[Stored records]
============
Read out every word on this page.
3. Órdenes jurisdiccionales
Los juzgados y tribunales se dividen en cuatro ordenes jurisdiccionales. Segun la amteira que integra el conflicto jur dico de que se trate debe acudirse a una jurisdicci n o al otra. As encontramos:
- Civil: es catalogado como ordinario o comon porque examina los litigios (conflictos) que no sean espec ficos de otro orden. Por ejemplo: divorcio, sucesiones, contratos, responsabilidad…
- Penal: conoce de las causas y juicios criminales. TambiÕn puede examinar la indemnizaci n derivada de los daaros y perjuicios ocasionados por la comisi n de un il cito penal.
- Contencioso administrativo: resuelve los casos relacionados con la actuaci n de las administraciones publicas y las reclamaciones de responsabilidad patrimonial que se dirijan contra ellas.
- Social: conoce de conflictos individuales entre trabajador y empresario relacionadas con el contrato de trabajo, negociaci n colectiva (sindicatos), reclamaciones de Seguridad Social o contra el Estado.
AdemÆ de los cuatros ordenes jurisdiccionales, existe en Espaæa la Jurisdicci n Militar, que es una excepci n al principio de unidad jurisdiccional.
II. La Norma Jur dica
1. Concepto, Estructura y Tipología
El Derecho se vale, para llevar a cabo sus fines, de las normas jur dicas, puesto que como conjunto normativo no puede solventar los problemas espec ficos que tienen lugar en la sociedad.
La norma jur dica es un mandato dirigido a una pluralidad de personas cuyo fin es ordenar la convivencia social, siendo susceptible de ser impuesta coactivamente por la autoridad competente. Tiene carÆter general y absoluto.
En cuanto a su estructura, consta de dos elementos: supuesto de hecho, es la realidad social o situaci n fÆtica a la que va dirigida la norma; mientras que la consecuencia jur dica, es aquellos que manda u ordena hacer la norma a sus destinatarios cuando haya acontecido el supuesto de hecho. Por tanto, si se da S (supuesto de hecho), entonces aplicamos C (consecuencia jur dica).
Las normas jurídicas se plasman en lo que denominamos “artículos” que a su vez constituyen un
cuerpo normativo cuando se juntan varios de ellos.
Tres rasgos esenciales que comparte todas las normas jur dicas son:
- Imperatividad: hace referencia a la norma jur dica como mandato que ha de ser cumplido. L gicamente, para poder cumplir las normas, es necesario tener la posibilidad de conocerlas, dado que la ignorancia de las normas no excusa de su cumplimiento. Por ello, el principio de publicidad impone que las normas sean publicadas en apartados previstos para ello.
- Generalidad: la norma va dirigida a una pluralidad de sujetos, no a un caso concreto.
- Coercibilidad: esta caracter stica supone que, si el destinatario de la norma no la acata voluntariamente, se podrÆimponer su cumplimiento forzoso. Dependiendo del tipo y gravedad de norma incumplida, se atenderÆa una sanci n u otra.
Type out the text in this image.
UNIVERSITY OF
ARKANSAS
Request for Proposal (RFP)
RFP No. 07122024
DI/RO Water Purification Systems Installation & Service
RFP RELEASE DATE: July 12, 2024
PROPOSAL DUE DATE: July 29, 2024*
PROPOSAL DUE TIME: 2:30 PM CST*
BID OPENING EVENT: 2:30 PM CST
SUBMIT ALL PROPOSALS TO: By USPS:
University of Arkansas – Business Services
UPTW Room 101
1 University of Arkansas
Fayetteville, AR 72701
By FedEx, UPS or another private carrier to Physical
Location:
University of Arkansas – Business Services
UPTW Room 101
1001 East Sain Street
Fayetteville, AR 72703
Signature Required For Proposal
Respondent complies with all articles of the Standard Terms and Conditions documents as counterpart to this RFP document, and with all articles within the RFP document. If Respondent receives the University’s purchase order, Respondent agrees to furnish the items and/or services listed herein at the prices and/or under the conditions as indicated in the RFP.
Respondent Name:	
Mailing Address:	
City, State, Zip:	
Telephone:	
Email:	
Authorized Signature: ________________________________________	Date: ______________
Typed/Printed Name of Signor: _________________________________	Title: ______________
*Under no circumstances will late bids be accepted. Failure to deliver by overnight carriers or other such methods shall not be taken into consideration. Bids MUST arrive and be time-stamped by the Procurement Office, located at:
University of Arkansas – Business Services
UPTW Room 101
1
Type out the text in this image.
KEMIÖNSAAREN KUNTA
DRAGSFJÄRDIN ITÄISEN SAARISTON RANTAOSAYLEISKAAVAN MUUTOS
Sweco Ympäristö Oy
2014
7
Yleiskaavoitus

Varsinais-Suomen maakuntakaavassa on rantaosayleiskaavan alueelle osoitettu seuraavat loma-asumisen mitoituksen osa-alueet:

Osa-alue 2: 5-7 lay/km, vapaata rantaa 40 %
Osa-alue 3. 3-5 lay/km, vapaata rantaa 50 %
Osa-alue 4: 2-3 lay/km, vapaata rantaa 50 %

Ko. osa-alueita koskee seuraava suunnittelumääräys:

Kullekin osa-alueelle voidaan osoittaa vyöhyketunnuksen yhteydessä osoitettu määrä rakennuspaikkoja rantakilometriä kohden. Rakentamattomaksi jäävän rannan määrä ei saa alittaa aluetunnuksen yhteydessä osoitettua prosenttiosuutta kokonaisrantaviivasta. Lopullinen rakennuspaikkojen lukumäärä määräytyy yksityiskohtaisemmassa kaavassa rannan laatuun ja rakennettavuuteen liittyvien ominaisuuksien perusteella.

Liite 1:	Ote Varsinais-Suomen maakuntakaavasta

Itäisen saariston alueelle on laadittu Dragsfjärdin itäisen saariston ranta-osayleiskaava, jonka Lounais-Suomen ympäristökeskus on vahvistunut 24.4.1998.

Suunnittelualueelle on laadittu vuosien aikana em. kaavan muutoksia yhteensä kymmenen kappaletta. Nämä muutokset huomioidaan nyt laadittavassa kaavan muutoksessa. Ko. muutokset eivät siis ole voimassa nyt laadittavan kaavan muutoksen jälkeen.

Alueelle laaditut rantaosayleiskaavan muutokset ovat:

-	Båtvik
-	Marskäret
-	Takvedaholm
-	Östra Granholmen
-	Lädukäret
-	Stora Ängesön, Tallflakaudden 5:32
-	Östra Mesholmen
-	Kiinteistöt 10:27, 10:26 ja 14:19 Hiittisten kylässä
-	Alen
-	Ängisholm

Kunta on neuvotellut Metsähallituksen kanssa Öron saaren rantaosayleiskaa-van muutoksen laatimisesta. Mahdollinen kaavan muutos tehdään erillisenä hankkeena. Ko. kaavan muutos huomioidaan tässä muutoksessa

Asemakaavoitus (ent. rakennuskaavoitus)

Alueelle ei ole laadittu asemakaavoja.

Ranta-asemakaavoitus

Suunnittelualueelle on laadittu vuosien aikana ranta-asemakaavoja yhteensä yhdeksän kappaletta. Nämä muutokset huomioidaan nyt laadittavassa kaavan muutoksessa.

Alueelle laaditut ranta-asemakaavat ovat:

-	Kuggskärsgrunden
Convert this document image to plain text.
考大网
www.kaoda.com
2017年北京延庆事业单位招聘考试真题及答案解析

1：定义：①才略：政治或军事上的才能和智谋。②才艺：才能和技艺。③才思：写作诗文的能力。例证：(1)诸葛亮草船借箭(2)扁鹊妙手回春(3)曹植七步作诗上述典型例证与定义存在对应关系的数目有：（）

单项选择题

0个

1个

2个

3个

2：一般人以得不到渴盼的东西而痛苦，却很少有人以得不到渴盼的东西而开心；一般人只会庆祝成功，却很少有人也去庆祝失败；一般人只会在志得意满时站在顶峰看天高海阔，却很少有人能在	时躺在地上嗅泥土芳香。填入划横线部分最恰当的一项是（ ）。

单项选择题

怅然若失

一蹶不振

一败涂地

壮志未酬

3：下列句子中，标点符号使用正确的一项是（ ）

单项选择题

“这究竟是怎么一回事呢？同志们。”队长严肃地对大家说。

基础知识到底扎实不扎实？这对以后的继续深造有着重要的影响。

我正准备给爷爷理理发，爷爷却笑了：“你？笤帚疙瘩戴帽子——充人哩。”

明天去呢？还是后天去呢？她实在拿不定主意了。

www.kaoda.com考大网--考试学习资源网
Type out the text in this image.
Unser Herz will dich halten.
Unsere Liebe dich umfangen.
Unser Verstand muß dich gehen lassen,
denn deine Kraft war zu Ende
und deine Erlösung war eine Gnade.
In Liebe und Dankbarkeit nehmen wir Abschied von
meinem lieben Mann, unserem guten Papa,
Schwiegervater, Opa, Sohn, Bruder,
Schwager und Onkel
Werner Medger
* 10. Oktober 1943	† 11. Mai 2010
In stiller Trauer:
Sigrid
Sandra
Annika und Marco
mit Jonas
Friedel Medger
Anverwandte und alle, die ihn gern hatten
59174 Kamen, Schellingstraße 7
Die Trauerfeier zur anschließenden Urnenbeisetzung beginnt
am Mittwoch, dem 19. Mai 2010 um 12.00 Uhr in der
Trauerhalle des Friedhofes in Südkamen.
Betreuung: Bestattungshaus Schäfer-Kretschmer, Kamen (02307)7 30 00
============
== TASK BRIEF ==
Using the material above, report each line where "kaoda" occurs.

== RESULT OF THIS EXERCISE ==
www.kaoda.com
www.kaoda.com考大网--考试学习资源网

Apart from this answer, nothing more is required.